■ **Records for this exercise**:
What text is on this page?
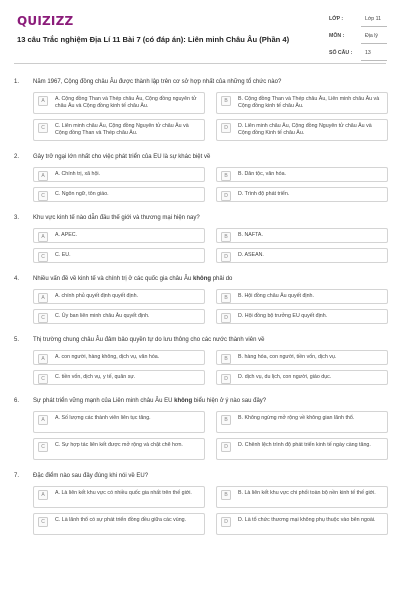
QUIZIZZ
13 câu Trắc nghiệm Địa Lí 11 Bài 7 (có đáp án): Liên minh Châu Âu (Phần 4)
LỚP :	Lớp 11
MÔN :	Địa lý
SỐ CÂU : 13
1. Năm 1967, Cộng đồng châu Âu được thành lập trên cơ sở hợp nhất của những tổ chức nào?
A	A. Cộng đồng Than và Thép châu Âu, Cộng đồng nguyên tử châu Âu và Cộng đồng kinh tế châu Âu.
B	B. Cộng đồng Than và Thép châu Âu, Liên minh châu Âu và Cộng đồng kinh tế châu Âu.
C	C. Liên minh châu Âu, Cộng đồng Nguyên tử châu Âu và Cộng đồng Than và Thép châu Âu.
D	D. Liên minh châu Âu, Cộng đồng Nguyên tử châu Âu và Cộng đồng Kinh tế châu Âu.
2. Gây trở ngại lớn nhất cho việc phát triển của EU là sự khác biệt về
A	A. Chính trị, xã hội.	B	B. Dân tộc, văn hóa.
C	C. Ngôn ngữ, tôn giáo.	D	D. Trình độ phát triển.
3. Khu vực kinh tế nào dẫn đầu thế giới và thương mại hiện nay?
A	A. APEC.	B	B. NAFTA.
C	C. EU.	D	D. ASEAN.
4. Nhiều vấn đề về kinh tế và chính trị ở các quốc gia châu Âu không phải do
A	A. chính phủ quyết định quyết định.	B	B. Hội đồng châu Âu quyết định.
C	C. Ủy ban liên minh châu Âu quyết định.	D	D. Hội đồng bộ trưởng EU quyết định.
5. Thị trường chung châu Âu đảm bảo quyền tự do lưu thông cho các nước thành viên về
A	A. con người, hàng không, dịch vụ, văn hóa.	B	B. hàng hóa, con người, tiền vốn, dịch vụ.
C	C. tiền vốn, dịch vụ, y tế, quân sự.	D	D. dịch vụ, du lịch, con người, giáo dục.
6. Sự phát triển vững mạnh của Liên minh châu Âu EU không biểu hiện ở ý nào sau đây?
A	A. Số lượng các thành viên liên tục tăng.	B	B. Không ngừng mở rộng về không gian lãnh thổ.
C	C. Sự hợp tác liên kết được mở rộng và chặt chẽ hơn.	D	D. Chênh lệch trình độ phát triển kinh tế ngày càng tăng.
7. Đặc điểm nào sau đây đúng khi nói về EU?
A	A. Là liên kết khu vực có nhiều quốc gia nhất trên thế giới.	B	B. Là liên kết khu vực chi phối toàn bộ nền kinh tế thế giới.
C	C. Là lãnh thổ có sự phát triển đồng đều giữa các vùng.	D	D. Là tổ chức thương mại không phụ thuộc vào bên ngoài.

■ **Set task**:
Would you return the data exactly as written, without the pictures?

■ **Result for this task**:
What text is on this page?
QUIZIZZ
13 câu Trắc nghiệm Địa Lí 11 Bài 7 (có đáp án): Liên minh Châu Âu (Phần 4)
LỚP :	Lớp 11
MÔN :	Địa lý
SỐ CÂU : 13
1. Năm 1967, Cộng đồng châu Âu được thành lập trên cơ sở hợp nhất của những tổ chức nào?
A	A. Cộng đồng Than và Thép châu Âu, Cộng đồng nguyên tử châu Âu và Cộng đồng kinh tế châu Âu.
B	B. Cộng đồng Than và Thép châu Âu, Liên minh châu Âu và Cộng đồng kinh tế châu Âu.
C	C. Liên minh châu Âu, Cộng đồng Nguyên tử châu Âu và Cộng đồng Than và Thép châu Âu.
D	D. Liên minh châu Âu, Cộng đồng Nguyên tử châu Âu và Cộng đồng Kinh tế châu Âu.
2. Gây trở ngại lớn nhất cho việc phát triển của EU là sự khác biệt về
A	A. Chính trị, xã hội.	B	B. Dân tộc, văn hóa.
C	C. Ngôn ngữ, tôn giáo.	D	D. Trình độ phát triển.
3. Khu vực kinh tế nào dẫn đầu thế giới và thương mại hiện nay?
A	A. APEC.	B	B. NAFTA.
C	C. EU.	D	D. ASEAN.
4. Nhiều vấn đề về kinh tế và chính trị ở các quốc gia châu Âu không phải do
A	A. chính phủ quyết định quyết định.	B	B. Hội đồng châu Âu quyết định.
C	C. Ủy ban liên minh châu Âu quyết định.	D	D. Hội đồng bộ trưởng EU quyết định.
5. Thị trường chung châu Âu đảm bảo quyền tự do lưu thông cho các nước thành viên về
A	A. con người, hàng không, dịch vụ, văn hóa.	B	B. hàng hóa, con người, tiền vốn, dịch vụ.
C	C. tiền vốn, dịch vụ, y tế, quân sự.	D	D. dịch vụ, du lịch, con người, giáo dục.
6. Sự phát triển vững mạnh của Liên minh châu Âu EU không biểu hiện ở ý nào sau đây?
A	A. Số lượng các thành viên liên tục tăng.	B	B. Không ngừng mở rộng về không gian lãnh thổ.
C	C. Sự hợp tác liên kết được mở rộng và chặt chẽ hơn.	D	D. Chênh lệch trình độ phát triển kinh tế ngày càng tăng.
7. Đặc điểm nào sau đây đúng khi nói về EU?
A	A. Là liên kết khu vực có nhiều quốc gia nhất trên thế giới.	B	B. Là liên kết khu vực chi phối toàn bộ nền kinh tế thế giới.
C	C. Là lãnh thổ có sự phát triển đồng đều giữa các vùng.	D	D. Là tổ chức thương mại không phụ thuộc vào bên ngoài.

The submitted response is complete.